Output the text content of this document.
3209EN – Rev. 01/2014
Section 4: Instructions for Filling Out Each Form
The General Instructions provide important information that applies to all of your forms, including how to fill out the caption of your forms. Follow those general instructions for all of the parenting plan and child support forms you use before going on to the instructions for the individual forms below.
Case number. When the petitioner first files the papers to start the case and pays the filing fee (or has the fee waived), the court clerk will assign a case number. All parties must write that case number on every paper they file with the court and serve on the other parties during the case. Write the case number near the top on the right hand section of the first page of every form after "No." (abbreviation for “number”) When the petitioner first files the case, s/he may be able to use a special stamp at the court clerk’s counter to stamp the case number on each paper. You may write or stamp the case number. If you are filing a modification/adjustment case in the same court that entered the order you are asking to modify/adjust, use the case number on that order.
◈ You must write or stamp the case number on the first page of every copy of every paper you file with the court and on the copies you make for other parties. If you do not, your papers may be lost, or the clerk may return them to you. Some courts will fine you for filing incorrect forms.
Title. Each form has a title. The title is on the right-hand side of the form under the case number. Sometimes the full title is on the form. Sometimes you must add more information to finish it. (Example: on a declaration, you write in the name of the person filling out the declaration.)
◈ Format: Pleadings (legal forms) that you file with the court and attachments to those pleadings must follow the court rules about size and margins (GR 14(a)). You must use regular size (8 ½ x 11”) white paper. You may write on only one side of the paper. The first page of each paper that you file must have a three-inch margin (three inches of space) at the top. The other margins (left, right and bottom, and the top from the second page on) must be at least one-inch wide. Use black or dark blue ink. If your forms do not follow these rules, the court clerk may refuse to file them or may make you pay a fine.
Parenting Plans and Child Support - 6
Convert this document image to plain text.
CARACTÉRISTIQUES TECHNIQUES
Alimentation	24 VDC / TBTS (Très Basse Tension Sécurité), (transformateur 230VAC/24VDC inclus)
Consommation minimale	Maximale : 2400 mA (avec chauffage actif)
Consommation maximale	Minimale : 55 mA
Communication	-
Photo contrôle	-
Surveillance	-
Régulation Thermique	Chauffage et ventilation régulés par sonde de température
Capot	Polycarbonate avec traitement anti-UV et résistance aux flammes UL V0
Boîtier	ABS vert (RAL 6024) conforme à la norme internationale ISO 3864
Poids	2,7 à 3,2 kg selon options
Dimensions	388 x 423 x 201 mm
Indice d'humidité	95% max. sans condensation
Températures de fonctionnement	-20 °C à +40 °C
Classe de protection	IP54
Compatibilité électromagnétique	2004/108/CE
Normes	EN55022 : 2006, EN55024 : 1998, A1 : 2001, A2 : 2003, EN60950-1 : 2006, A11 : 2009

______

Take the line that contains "Convert this document image to plain text." and each line after it down to the last of the records, and retype them exactly; add nothing else.

Convert this document image to plain text.
CARACTÉRISTIQUES TECHNIQUES
Alimentation	24 VDC / TBTS (Très Basse Tension Sécurité), (transformateur 230VAC/24VDC inclus)
Consommation minimale	Maximale : 2400 mA (avec chauffage actif)
Consommation maximale	Minimale : 55 mA
Communication	-
Photo contrôle	-
Surveillance	-
Régulation Thermique	Chauffage et ventilation régulés par sonde de température
Capot	Polycarbonate avec traitement anti-UV et résistance aux flammes UL V0
Boîtier	ABS vert (RAL 6024) conforme à la norme internationale ISO 3864
Poids	2,7 à 3,2 kg selon options
Dimensions	388 x 423 x 201 mm
Indice d'humidité	95% max. sans condensation
Températures de fonctionnement	-20 °C à +40 °C
Classe de protection	IP54
Compatibilité électromagnétique	2004/108/CE
Normes	EN55022 : 2006, EN55024 : 1998, A1 : 2001, A2 : 2003, EN60950-1 : 2006, A11 : 2009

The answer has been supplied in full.